### DIRECTION
Tally all lines containing the word "this". Give the number alone.

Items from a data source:

┌──

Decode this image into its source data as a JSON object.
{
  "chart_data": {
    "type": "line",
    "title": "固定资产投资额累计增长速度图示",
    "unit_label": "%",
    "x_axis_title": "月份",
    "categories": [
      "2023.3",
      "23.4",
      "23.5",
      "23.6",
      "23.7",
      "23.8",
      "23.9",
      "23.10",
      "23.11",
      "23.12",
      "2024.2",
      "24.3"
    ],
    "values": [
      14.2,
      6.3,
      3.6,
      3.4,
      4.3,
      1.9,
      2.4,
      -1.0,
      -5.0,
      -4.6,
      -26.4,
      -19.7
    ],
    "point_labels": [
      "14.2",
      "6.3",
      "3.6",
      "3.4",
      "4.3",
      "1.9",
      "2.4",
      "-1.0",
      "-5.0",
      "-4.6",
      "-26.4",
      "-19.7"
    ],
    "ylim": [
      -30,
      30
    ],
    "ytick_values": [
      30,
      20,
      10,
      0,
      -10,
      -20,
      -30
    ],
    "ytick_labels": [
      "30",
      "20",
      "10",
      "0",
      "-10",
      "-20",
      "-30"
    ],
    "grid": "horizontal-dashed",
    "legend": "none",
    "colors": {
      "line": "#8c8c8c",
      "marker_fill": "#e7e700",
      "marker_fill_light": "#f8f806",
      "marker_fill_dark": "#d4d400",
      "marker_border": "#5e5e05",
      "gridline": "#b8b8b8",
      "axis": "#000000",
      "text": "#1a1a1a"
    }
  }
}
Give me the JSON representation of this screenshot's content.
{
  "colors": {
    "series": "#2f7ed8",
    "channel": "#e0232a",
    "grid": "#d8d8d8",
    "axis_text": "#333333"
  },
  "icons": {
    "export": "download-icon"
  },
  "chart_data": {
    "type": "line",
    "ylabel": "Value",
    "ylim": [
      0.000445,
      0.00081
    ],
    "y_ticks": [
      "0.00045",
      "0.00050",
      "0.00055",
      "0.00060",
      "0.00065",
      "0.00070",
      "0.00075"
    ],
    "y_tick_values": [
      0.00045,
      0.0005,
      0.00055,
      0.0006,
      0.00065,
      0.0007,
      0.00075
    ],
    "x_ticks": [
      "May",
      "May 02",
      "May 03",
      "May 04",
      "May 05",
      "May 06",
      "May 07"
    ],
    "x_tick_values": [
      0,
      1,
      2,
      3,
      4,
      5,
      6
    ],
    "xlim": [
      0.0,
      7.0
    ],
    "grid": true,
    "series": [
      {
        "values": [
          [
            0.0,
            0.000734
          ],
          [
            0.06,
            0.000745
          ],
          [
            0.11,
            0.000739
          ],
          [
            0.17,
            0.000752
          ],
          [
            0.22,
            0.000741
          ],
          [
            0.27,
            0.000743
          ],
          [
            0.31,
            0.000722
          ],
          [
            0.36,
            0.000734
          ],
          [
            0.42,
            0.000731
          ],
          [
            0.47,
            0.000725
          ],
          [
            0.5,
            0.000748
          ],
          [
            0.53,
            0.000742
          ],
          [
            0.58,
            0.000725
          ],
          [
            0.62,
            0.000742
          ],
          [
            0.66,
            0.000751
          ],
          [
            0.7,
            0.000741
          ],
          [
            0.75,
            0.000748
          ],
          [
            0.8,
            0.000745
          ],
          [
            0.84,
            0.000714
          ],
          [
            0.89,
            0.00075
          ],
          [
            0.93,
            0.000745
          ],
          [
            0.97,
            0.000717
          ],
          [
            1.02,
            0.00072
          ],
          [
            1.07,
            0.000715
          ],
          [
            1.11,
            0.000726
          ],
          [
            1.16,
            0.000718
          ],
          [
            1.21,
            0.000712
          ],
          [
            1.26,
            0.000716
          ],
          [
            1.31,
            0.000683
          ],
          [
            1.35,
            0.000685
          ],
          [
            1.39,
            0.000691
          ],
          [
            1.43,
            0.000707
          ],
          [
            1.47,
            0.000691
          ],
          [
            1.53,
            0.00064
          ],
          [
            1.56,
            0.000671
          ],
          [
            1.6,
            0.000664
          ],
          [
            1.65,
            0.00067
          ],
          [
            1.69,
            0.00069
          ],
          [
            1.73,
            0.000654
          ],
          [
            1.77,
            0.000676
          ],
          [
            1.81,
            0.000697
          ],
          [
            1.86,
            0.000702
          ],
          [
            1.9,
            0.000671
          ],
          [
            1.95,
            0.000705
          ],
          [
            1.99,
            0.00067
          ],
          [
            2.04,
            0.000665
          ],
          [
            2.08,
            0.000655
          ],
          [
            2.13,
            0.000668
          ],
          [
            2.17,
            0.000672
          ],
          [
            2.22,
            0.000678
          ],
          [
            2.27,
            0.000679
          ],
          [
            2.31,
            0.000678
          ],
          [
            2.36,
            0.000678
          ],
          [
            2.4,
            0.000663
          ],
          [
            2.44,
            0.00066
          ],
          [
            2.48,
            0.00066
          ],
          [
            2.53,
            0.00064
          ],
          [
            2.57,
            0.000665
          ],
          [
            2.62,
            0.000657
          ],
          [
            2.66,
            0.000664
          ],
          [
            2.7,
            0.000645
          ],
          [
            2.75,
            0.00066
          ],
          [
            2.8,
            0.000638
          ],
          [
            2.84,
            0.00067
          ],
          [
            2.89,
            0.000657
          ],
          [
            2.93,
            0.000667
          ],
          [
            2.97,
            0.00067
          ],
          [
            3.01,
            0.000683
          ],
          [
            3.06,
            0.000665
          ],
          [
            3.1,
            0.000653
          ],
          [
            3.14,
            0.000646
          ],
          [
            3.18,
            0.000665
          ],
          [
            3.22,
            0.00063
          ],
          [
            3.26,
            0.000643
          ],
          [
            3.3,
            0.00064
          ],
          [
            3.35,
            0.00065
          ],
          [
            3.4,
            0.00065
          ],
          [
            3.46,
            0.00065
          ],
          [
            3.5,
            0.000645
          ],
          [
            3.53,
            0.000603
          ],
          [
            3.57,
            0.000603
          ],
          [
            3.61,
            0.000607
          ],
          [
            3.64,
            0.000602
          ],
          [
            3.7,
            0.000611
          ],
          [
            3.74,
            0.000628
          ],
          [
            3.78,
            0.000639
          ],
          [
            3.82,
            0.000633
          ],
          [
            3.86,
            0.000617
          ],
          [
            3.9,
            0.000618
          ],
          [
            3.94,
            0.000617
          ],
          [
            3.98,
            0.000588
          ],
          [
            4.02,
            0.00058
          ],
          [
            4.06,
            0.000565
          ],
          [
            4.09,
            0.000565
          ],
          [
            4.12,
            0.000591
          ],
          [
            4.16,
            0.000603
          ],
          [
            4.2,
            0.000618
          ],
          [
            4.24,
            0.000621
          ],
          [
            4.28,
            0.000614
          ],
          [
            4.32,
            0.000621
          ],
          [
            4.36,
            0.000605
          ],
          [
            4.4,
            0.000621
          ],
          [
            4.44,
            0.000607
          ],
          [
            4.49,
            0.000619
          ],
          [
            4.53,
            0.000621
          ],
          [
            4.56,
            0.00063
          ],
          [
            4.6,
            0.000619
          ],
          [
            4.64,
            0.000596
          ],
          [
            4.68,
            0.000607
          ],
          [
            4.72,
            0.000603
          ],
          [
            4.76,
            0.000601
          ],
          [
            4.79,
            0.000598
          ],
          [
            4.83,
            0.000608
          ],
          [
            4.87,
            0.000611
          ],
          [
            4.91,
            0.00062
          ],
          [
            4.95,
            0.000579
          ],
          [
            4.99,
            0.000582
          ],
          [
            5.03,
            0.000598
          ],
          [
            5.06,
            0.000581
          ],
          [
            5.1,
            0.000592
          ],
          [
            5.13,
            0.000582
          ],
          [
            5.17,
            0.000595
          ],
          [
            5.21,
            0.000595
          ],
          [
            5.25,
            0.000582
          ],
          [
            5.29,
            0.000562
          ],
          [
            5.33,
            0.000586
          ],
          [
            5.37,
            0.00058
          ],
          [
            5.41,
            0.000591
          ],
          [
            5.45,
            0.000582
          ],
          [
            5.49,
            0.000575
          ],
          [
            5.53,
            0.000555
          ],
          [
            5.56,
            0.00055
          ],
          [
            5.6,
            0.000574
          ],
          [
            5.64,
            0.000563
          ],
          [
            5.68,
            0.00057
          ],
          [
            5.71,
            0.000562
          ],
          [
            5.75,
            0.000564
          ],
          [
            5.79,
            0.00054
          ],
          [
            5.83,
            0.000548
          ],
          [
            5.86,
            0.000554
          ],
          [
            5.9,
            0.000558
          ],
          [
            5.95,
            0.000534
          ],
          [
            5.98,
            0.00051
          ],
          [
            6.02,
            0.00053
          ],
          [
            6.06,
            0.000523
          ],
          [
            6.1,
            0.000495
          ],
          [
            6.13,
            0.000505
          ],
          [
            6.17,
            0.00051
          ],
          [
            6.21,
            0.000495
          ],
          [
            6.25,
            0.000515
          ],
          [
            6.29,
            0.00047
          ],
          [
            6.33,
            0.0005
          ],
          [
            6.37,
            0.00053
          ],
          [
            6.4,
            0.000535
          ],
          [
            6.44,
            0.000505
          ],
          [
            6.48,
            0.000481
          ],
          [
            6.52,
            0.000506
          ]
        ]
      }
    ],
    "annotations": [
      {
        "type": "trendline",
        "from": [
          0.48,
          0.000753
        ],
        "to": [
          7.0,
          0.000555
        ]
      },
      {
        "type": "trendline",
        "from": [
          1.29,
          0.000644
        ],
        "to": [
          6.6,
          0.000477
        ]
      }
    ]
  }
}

└──

### TASK RESPONSE
2